"""

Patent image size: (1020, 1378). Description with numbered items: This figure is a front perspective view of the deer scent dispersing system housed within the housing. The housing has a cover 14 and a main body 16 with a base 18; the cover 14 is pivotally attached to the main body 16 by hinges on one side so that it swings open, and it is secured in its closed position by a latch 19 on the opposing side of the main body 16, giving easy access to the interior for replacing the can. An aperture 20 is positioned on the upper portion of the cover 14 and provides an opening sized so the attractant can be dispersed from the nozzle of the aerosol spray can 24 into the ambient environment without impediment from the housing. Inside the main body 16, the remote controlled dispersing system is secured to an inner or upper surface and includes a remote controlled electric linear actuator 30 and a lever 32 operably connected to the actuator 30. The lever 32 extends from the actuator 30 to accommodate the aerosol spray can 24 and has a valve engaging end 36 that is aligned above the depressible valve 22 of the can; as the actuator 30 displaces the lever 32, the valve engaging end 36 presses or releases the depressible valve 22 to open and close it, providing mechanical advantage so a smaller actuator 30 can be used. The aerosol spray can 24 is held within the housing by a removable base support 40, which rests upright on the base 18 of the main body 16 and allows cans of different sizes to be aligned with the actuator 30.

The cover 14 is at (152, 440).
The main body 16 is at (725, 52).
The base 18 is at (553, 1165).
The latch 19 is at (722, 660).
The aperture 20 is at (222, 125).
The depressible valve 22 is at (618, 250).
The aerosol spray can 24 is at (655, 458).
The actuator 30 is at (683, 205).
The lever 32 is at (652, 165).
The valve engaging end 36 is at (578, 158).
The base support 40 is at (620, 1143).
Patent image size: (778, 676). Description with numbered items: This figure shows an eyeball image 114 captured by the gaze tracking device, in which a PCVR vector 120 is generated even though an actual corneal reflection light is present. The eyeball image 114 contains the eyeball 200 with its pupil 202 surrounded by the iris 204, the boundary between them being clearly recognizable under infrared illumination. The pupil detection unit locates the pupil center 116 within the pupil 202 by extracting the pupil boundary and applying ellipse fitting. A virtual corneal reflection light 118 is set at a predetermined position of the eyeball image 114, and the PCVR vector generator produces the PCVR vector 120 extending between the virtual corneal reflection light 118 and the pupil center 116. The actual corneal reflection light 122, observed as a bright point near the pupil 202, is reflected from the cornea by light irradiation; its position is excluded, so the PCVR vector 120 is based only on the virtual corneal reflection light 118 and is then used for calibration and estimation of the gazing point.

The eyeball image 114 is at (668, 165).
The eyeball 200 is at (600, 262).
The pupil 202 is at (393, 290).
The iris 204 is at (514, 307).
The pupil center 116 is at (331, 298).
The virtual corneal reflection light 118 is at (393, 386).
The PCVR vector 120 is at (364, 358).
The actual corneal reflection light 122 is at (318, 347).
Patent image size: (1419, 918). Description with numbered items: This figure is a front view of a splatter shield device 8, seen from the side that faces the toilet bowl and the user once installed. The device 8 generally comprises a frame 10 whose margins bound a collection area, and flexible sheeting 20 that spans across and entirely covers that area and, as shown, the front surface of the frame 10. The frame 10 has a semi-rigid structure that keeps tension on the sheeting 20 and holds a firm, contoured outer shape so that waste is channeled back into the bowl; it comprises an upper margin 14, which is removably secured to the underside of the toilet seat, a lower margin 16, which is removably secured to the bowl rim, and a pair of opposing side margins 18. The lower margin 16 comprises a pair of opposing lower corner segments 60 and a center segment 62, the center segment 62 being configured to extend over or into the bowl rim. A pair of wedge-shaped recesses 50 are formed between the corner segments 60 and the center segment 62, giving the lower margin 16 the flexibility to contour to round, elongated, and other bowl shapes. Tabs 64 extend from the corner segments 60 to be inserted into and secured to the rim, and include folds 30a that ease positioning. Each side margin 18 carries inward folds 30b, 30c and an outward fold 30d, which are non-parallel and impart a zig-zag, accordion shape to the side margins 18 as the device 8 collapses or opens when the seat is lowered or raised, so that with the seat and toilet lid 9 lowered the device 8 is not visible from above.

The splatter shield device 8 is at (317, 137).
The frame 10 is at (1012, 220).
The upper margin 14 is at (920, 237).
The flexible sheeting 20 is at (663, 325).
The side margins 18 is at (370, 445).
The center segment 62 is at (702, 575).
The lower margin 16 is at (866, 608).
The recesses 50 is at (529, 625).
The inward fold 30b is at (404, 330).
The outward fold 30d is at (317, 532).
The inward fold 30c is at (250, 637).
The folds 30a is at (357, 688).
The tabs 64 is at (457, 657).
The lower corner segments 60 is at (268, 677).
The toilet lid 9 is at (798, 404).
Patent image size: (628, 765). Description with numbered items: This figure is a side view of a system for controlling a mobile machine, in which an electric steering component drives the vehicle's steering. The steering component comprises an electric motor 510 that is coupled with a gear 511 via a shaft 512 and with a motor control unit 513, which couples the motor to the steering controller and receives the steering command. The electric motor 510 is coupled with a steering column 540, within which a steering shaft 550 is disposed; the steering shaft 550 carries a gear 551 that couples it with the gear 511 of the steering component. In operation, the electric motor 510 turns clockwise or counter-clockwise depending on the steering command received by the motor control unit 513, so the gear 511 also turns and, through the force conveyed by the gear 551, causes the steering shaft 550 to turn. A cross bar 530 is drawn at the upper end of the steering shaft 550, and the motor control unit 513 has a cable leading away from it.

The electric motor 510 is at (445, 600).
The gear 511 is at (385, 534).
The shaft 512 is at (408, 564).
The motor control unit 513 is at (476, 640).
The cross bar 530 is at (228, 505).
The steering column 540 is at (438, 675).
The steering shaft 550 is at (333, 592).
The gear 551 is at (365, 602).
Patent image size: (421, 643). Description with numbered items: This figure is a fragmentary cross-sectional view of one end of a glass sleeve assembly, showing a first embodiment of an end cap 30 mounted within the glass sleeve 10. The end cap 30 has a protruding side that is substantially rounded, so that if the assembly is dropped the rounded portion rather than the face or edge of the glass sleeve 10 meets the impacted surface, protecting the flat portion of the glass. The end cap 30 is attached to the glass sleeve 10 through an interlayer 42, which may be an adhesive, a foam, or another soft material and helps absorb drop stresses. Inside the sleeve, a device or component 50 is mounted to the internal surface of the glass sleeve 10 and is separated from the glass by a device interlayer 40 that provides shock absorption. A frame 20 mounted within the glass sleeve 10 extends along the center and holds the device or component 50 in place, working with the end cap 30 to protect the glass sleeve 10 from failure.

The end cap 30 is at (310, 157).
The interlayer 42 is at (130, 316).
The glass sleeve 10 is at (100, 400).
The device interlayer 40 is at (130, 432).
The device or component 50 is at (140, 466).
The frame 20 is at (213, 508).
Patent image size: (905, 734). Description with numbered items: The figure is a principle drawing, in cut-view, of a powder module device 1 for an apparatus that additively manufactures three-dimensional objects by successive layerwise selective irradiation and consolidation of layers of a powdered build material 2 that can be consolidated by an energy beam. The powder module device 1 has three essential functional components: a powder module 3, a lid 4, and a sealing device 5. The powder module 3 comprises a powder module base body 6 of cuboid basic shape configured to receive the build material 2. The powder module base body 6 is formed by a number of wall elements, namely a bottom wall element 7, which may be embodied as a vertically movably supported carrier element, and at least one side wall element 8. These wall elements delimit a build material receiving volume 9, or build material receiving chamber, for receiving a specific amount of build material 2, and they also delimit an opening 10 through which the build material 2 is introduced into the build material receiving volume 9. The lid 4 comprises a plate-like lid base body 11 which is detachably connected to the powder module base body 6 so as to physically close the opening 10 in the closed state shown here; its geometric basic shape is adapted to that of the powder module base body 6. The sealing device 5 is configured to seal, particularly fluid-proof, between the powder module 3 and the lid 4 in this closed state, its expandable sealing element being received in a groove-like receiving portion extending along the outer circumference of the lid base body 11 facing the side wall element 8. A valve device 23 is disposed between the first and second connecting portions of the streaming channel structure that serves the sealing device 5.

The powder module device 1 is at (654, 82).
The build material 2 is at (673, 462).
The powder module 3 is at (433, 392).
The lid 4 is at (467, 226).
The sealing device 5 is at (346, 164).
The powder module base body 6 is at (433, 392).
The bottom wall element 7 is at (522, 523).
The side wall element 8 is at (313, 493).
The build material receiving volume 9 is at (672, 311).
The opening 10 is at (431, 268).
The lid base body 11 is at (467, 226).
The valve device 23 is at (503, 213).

"""

> Task directions: Put the lines of the records above, starting at the line that contains "Patent image size: (628, 765)." and ending at the line that contains "The gear 511 is at (385, 534).", into a Markdown table with the columns Row and Line, leaving out blank lines.

> Complete output:
| Row | Line |
|---|---|
| 1 | Patent image size: (628, 765). Description with numbered items: This figure is a side view of a system for controlling a mobile machine, in which an electric steering component drives the vehicle's steering. The steering component comprises an electric motor 510 that is coupled with a gear 511 via a shaft 512 and with a motor control unit 513, which couples the motor to the steering controller and receives the steering command. The electric motor 510 is coupled with a steering column 540, within which a steering shaft 550 is disposed; the steering shaft 550 carries a gear 551 that couples it with the gear 511 of the steering component. In operation, the electric motor 510 turns clockwise or counter-clockwise depending on the steering command received by the motor control unit 513, so the gear 511 also turns and, through the force conveyed by the gear 551, causes the steering shaft 550 to turn. A cross bar 530 is drawn at the upper end of the steering shaft 550, and the motor control unit 513 has a cable leading away from it. |
| 2 | The electric motor 510 is at (445, 600). |
| 3 | The gear 511 is at (385, 534). |